--- start RECORDS SUPPLIED ---
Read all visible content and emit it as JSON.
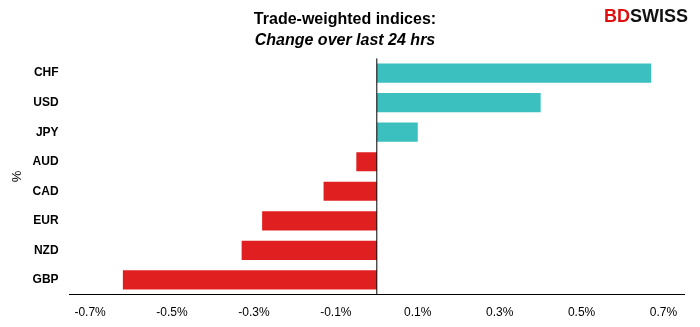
{
  "chart_data": {
    "type": "bar",
    "orientation": "horizontal",
    "title": "Trade-weighted indices:",
    "subtitle": "Change over last 24 hrs",
    "ylabel": "%",
    "categories": [
      "CHF",
      "USD",
      "JPY",
      "AUD",
      "CAD",
      "EUR",
      "NZD",
      "GBP"
    ],
    "values": [
      0.67,
      0.4,
      0.1,
      -0.05,
      -0.13,
      -0.28,
      -0.33,
      -0.62
    ],
    "colors": [
      "#3bbfbf",
      "#3bbfbf",
      "#3bbfbf",
      "#e02020",
      "#e02020",
      "#e02020",
      "#e02020",
      "#e02020"
    ],
    "xlim": [
      -0.75,
      0.75
    ],
    "xticks": [
      {
        "value": -0.7,
        "label": "-0.7%"
      },
      {
        "value": -0.5,
        "label": "-0.5%"
      },
      {
        "value": -0.3,
        "label": "-0.3%"
      },
      {
        "value": -0.1,
        "label": "-0.1%"
      },
      {
        "value": 0.1,
        "label": "0.1%"
      },
      {
        "value": 0.3,
        "label": "0.3%"
      },
      {
        "value": 0.5,
        "label": "0.5%"
      },
      {
        "value": 0.7,
        "label": "0.7%"
      }
    ],
    "grid": false,
    "annotations": [
      {
        "text": "BD",
        "color": "#e01010"
      },
      {
        "text": "SWISS",
        "color": "#111111"
      }
    ]
  }
}
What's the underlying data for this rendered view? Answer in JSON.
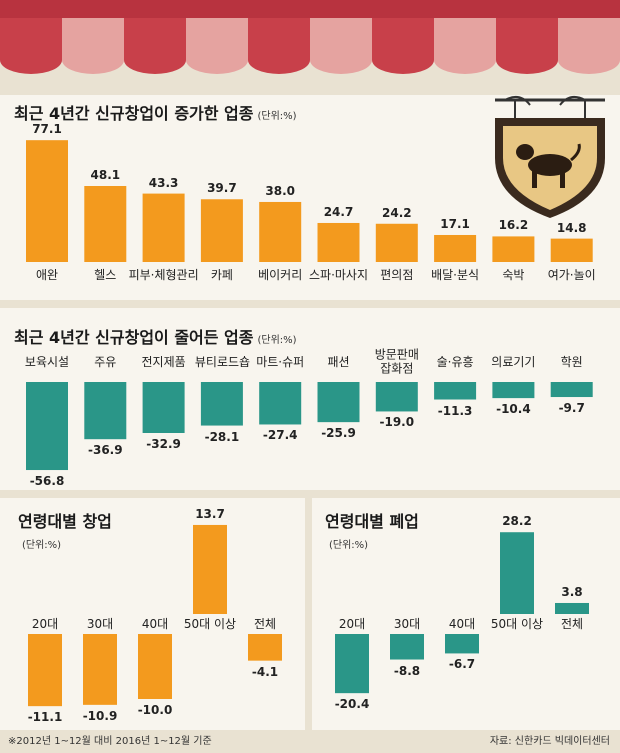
{
  "chart_data": [
    {
      "type": "bar",
      "title": "최근 4년간 신규창업이 증가한 업종",
      "unit": "(단위:%)",
      "color": "#f39a1e",
      "categories": [
        "애완",
        "헬스",
        "피부·체형관리",
        "카페",
        "베이커리",
        "스파·마사지",
        "편의점",
        "배달·분식",
        "숙박",
        "여가·놀이"
      ],
      "values": [
        77.1,
        48.1,
        43.3,
        39.7,
        38.0,
        24.7,
        24.2,
        17.1,
        16.2,
        14.8
      ],
      "value_labels": [
        "77.1",
        "48.1",
        "43.3",
        "39.7",
        "38.0",
        "24.7",
        "24.2",
        "17.1",
        "16.2",
        "14.8"
      ]
    },
    {
      "type": "bar",
      "title": "최근 4년간 신규창업이 줄어든 업종",
      "unit": "(단위:%)",
      "color": "#2a9688",
      "categories": [
        "보육시설",
        "주유",
        "전지제품",
        "뷰티로드숍",
        "마트·슈퍼",
        "패션",
        "방문판매 잡화점",
        "술·유흥",
        "의료기기",
        "학원"
      ],
      "values": [
        -56.8,
        -36.9,
        -32.9,
        -28.1,
        -27.4,
        -25.9,
        -19.0,
        -11.3,
        -10.4,
        -9.7
      ],
      "value_labels": [
        "-56.8",
        "-36.9",
        "-32.9",
        "-28.1",
        "-27.4",
        "-25.9",
        "-19.0",
        "-11.3",
        "-10.4",
        "-9.7"
      ]
    },
    {
      "type": "bar",
      "title": "연령대별 창업",
      "unit": "(단위:%)",
      "color": "#f39a1e",
      "categories": [
        "20대",
        "30대",
        "40대",
        "50대 이상",
        "전체"
      ],
      "values": [
        -11.1,
        -10.9,
        -10.0,
        13.7,
        -4.1
      ],
      "value_labels": [
        "-11.1",
        "-10.9",
        "-10.0",
        "13.7",
        "-4.1"
      ]
    },
    {
      "type": "bar",
      "title": "연령대별 폐업",
      "unit": "(단위:%)",
      "color": "#2a9688",
      "categories": [
        "20대",
        "30대",
        "40대",
        "50대 이상",
        "전체"
      ],
      "values": [
        -20.4,
        -8.8,
        -6.7,
        28.2,
        3.8
      ],
      "value_labels": [
        "-20.4",
        "-8.8",
        "-6.7",
        "28.2",
        "3.8"
      ]
    }
  ],
  "note": "※2012년 1~12월 대비 2016년 1~12월 기준",
  "source": "자료: 신한카드 빅데이터센터"
}
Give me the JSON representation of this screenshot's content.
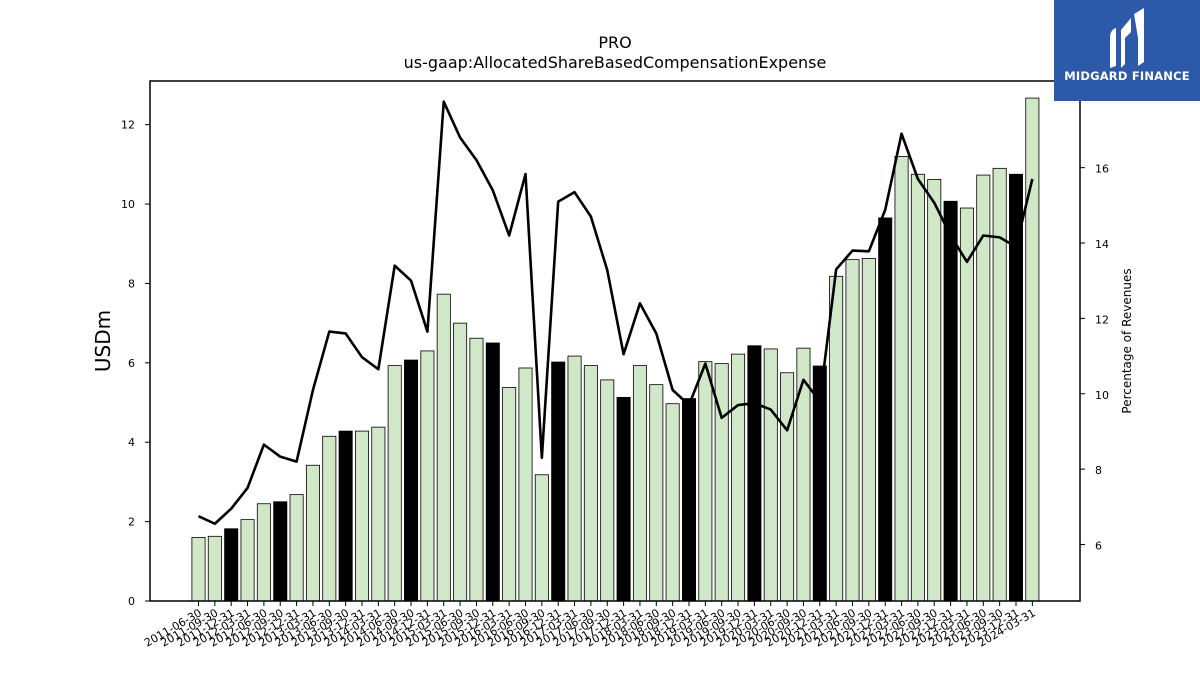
{
  "brand": {
    "name": "MIDGARD FINANCE",
    "color": "#2d5aa8"
  },
  "chart_data": {
    "type": "bar+line",
    "title": "PRO",
    "subtitle": "us-gaap:AllocatedShareBasedCompensationExpense",
    "ylabel": "USDm",
    "ylabel_right": "Percentage of Revenues",
    "ylim": [
      0,
      13.1
    ],
    "ylim_right": [
      4.5,
      18.3
    ],
    "yticks": [
      0,
      2,
      4,
      6,
      8,
      10,
      12
    ],
    "yticks_right": [
      6,
      8,
      10,
      12,
      14,
      16
    ],
    "bar_color_default": "#d0e8c8",
    "bar_color_highlight": "#000000",
    "line_color": "#000000",
    "categories": [
      "2011-06-30",
      "2011-09-30",
      "2011-12-31",
      "2012-03-31",
      "2012-06-30",
      "2012-09-30",
      "2012-12-31",
      "2013-03-31",
      "2013-06-30",
      "2013-09-30",
      "2013-12-31",
      "2014-03-31",
      "2014-06-30",
      "2014-09-30",
      "2014-12-31",
      "2015-03-31",
      "2015-06-30",
      "2015-09-30",
      "2015-12-31",
      "2016-03-31",
      "2016-06-30",
      "2016-09-30",
      "2016-12-31",
      "2017-03-31",
      "2017-06-30",
      "2017-09-30",
      "2017-12-31",
      "2018-03-31",
      "2018-06-30",
      "2018-09-30",
      "2018-12-31",
      "2019-03-31",
      "2019-06-30",
      "2019-09-30",
      "2019-12-31",
      "2020-03-31",
      "2020-06-30",
      "2020-09-30",
      "2020-12-31",
      "2021-03-31",
      "2021-06-30",
      "2021-09-30",
      "2021-12-31",
      "2022-03-31",
      "2022-06-30",
      "2022-09-30",
      "2022-12-31",
      "2023-03-31",
      "2023-06-30",
      "2023-09-30",
      "2023-12-31",
      "2024-03-31"
    ],
    "highlight": [
      2,
      5,
      9,
      13,
      18,
      22,
      26,
      30,
      34,
      38,
      42,
      46,
      50
    ],
    "series": [
      {
        "name": "USDm",
        "kind": "bar",
        "values": [
          1.6,
          1.63,
          1.82,
          2.05,
          2.45,
          2.5,
          2.68,
          3.42,
          4.15,
          4.28,
          4.28,
          4.38,
          5.93,
          6.07,
          6.3,
          7.73,
          7.0,
          6.62,
          6.5,
          5.38,
          5.87,
          3.18,
          6.02,
          6.17,
          5.93,
          5.57,
          5.13,
          5.93,
          5.45,
          4.97,
          5.1,
          6.03,
          5.98,
          6.22,
          6.43,
          6.35,
          5.75,
          6.37,
          5.92,
          8.18,
          8.6,
          8.63,
          9.65,
          11.2,
          10.75,
          10.62,
          10.07,
          9.9,
          10.73,
          10.9,
          10.75,
          12.67
        ]
      },
      {
        "name": "Percentage of Revenues",
        "kind": "line",
        "values": [
          6.75,
          6.55,
          6.95,
          7.5,
          8.65,
          8.33,
          8.2,
          10.1,
          11.65,
          11.6,
          10.97,
          10.65,
          13.4,
          13.0,
          11.65,
          17.75,
          16.8,
          16.2,
          15.4,
          14.2,
          15.83,
          8.3,
          15.1,
          15.35,
          14.7,
          13.28,
          11.05,
          12.4,
          11.6,
          10.1,
          9.7,
          10.8,
          9.36,
          9.7,
          9.75,
          9.58,
          9.03,
          10.37,
          9.8,
          13.3,
          13.8,
          13.78,
          14.88,
          16.9,
          15.7,
          15.07,
          14.2,
          13.5,
          14.2,
          14.15,
          13.9,
          15.7
        ]
      }
    ]
  }
}
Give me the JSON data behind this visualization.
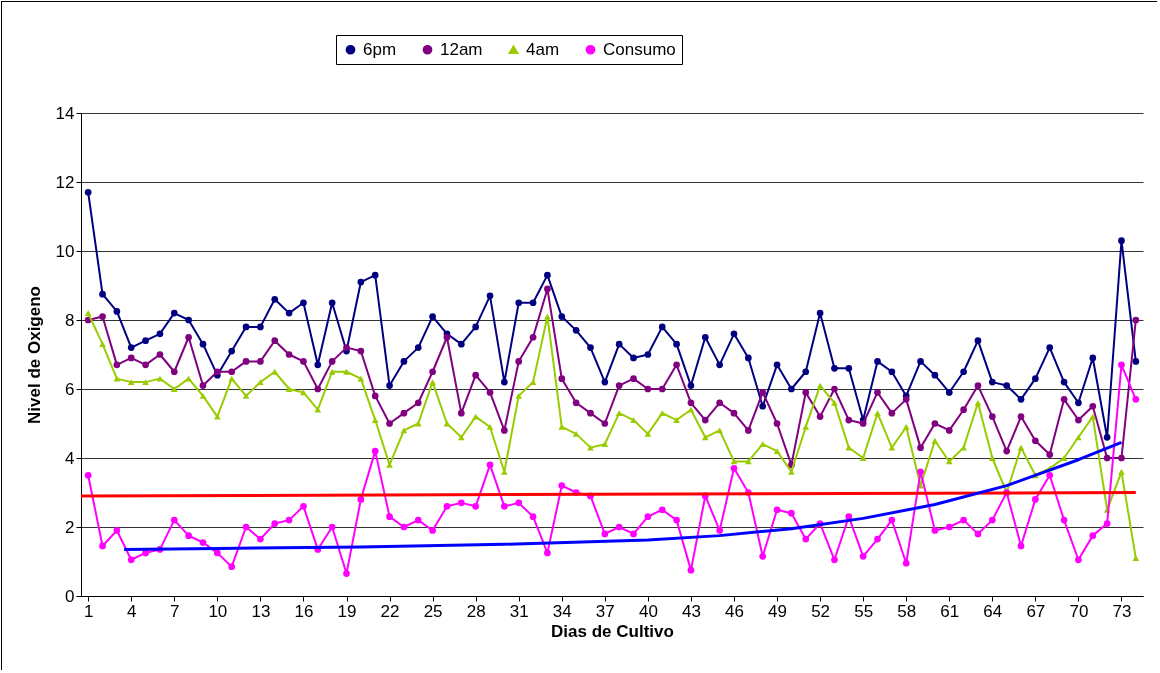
--- end RECORDS SUPPLIED ---
THE REQUEST ▸ Reply with nothing but a number: how many lines of the entries above contain the string "this"?

RESPONSE TO THE TASK ▸ 3